- WORK REQUIRED -
Show all lines holding the string "labels".
──────
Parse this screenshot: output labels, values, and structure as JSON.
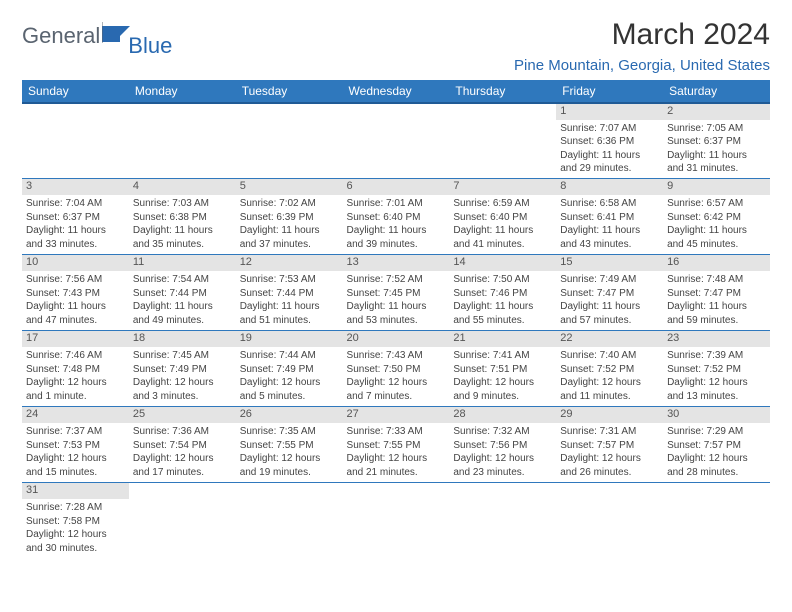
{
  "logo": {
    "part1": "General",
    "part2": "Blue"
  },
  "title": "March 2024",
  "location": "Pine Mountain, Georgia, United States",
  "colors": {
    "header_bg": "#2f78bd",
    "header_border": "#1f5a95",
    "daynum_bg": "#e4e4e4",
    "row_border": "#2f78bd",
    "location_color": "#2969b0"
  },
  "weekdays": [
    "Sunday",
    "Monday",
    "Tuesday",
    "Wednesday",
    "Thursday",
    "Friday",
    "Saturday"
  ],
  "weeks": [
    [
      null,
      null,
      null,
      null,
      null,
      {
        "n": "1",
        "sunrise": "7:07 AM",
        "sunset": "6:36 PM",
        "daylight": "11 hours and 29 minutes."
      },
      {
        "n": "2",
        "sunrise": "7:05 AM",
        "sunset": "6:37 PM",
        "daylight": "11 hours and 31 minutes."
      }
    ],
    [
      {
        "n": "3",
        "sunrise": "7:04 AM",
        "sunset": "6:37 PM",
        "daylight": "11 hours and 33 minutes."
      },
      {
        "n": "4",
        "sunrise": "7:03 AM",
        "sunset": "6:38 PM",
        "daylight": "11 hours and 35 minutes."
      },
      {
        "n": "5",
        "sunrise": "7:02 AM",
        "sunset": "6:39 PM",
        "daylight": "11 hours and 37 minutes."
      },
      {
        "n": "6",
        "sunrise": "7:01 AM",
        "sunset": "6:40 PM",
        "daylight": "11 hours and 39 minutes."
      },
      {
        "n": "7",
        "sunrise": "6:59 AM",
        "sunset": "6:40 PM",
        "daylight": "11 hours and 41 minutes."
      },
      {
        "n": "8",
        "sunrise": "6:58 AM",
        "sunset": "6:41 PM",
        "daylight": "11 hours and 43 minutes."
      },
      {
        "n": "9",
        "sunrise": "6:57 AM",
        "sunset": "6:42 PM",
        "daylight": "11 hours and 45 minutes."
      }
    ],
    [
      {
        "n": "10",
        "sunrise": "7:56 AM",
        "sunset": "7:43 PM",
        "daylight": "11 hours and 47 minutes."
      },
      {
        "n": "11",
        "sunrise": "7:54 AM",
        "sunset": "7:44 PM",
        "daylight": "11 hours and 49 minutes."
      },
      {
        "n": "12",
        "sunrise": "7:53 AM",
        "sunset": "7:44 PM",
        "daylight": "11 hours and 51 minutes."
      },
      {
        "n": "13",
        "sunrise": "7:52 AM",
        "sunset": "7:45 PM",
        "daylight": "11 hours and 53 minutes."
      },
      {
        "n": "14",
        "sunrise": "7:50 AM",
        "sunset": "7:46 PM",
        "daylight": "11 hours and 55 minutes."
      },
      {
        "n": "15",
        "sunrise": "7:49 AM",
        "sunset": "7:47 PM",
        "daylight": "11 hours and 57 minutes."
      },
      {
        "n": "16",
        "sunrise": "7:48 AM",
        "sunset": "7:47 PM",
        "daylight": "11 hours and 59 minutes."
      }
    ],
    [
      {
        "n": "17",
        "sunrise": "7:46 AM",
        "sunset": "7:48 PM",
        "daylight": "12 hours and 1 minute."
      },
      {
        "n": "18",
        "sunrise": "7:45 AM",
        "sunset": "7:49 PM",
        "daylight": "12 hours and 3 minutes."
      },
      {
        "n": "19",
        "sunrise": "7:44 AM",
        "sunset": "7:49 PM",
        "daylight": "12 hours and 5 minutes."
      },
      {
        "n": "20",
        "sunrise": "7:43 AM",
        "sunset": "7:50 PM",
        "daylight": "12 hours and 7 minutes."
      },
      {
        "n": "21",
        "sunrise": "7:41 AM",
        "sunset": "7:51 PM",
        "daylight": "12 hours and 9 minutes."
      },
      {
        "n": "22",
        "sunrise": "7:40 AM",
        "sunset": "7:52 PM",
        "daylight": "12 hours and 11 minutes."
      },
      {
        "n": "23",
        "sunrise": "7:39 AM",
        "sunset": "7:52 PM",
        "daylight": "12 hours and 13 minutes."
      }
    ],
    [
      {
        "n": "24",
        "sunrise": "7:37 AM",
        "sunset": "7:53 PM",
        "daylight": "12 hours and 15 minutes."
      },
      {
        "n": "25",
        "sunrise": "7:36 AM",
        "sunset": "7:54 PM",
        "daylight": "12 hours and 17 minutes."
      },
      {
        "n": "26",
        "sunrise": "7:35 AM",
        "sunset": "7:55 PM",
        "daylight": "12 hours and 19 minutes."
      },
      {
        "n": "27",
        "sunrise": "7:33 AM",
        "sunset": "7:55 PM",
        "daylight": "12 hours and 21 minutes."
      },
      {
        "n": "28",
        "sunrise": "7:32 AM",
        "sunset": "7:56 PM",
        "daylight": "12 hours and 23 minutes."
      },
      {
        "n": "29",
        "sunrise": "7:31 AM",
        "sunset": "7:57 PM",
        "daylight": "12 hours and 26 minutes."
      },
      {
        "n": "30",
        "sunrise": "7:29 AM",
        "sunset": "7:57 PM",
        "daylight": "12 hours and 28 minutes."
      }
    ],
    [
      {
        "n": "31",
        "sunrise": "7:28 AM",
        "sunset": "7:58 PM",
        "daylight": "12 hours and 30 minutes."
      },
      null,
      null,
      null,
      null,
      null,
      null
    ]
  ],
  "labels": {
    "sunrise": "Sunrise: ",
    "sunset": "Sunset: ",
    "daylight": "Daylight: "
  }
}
──────
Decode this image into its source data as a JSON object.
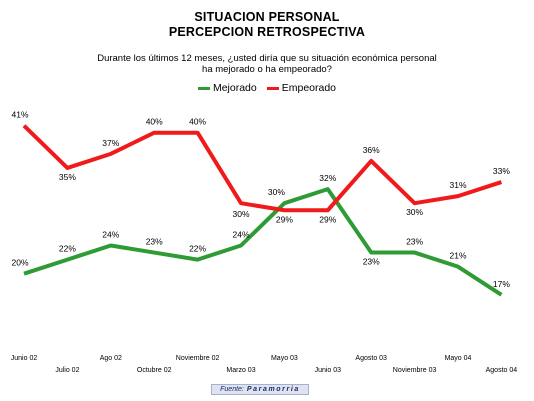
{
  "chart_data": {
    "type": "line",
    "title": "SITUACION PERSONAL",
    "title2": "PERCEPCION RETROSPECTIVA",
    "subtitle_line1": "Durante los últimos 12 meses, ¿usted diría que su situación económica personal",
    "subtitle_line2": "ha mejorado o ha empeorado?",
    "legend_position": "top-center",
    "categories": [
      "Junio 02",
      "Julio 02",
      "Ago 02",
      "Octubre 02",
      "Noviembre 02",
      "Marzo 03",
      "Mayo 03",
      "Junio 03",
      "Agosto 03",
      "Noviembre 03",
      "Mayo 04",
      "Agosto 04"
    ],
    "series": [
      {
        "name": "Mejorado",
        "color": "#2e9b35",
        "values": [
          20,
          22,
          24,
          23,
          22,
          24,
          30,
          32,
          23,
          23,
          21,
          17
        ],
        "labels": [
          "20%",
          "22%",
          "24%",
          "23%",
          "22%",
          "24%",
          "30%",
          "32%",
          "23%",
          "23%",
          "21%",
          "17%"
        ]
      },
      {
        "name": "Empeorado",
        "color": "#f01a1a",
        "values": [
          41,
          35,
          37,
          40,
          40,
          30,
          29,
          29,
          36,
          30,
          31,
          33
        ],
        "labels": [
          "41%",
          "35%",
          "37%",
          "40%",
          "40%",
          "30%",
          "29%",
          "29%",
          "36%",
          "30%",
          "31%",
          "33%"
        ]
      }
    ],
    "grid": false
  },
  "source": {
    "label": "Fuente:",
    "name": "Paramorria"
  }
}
──────
- TASK RESULT -
Parse this screenshot: output labels, values, and structure as JSON.
  "labels": {
        "labels": [
        "labels": [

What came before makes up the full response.